:: Source material ::

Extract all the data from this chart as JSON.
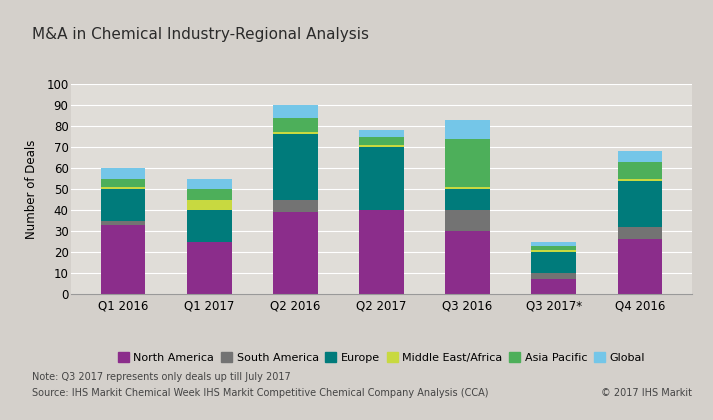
{
  "title": "M&A in Chemical Industry-Regional Analysis",
  "ylabel": "Number of Deals",
  "categories": [
    "Q1 2016",
    "Q1 2017",
    "Q2 2016",
    "Q2 2017",
    "Q3 2016",
    "Q3 2017*",
    "Q4 2016"
  ],
  "series": {
    "North America": [
      33,
      25,
      39,
      40,
      30,
      7,
      26
    ],
    "South America": [
      2,
      0,
      6,
      0,
      10,
      3,
      6
    ],
    "Europe": [
      15,
      15,
      31,
      30,
      10,
      10,
      22
    ],
    "Middle East/Africa": [
      1,
      5,
      1,
      1,
      1,
      1,
      1
    ],
    "Asia Pacific": [
      4,
      5,
      7,
      4,
      23,
      2,
      8
    ],
    "Global": [
      5,
      5,
      6,
      3,
      9,
      2,
      5
    ]
  },
  "colors": {
    "North America": "#8B2D8B",
    "South America": "#737373",
    "Europe": "#007B7B",
    "Middle East/Africa": "#C8D940",
    "Asia Pacific": "#4DAF5A",
    "Global": "#74C6E8"
  },
  "ylim": [
    0,
    100
  ],
  "yticks": [
    0,
    10,
    20,
    30,
    40,
    50,
    60,
    70,
    80,
    90,
    100
  ],
  "fig_bg_color": "#D4D0CB",
  "title_bar_color": "#C8C4BC",
  "plot_bg_color": "#E0DDD8",
  "note": "Note: Q3 2017 represents only deals up till July 2017",
  "source": "Source: IHS Markit Chemical Week IHS Markit Competitive Chemical Company Analysis (CCA)",
  "copyright": "© 2017 IHS Markit",
  "title_fontsize": 11,
  "axis_fontsize": 8.5,
  "legend_fontsize": 8,
  "note_fontsize": 7
}
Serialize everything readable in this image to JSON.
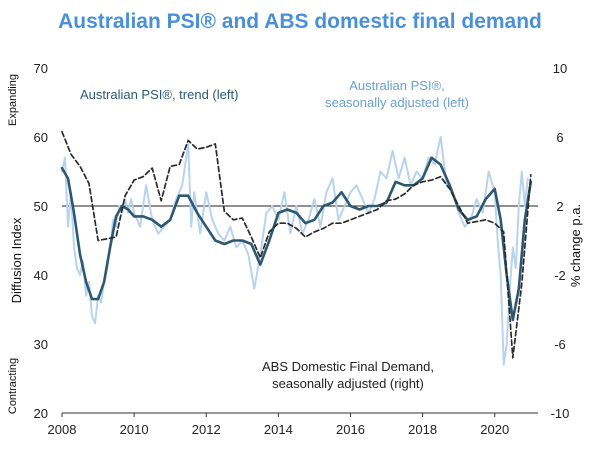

:::

- [Goal]:
State how many lines of the listing include "Chemical", and nothing more.

- [Response]:
2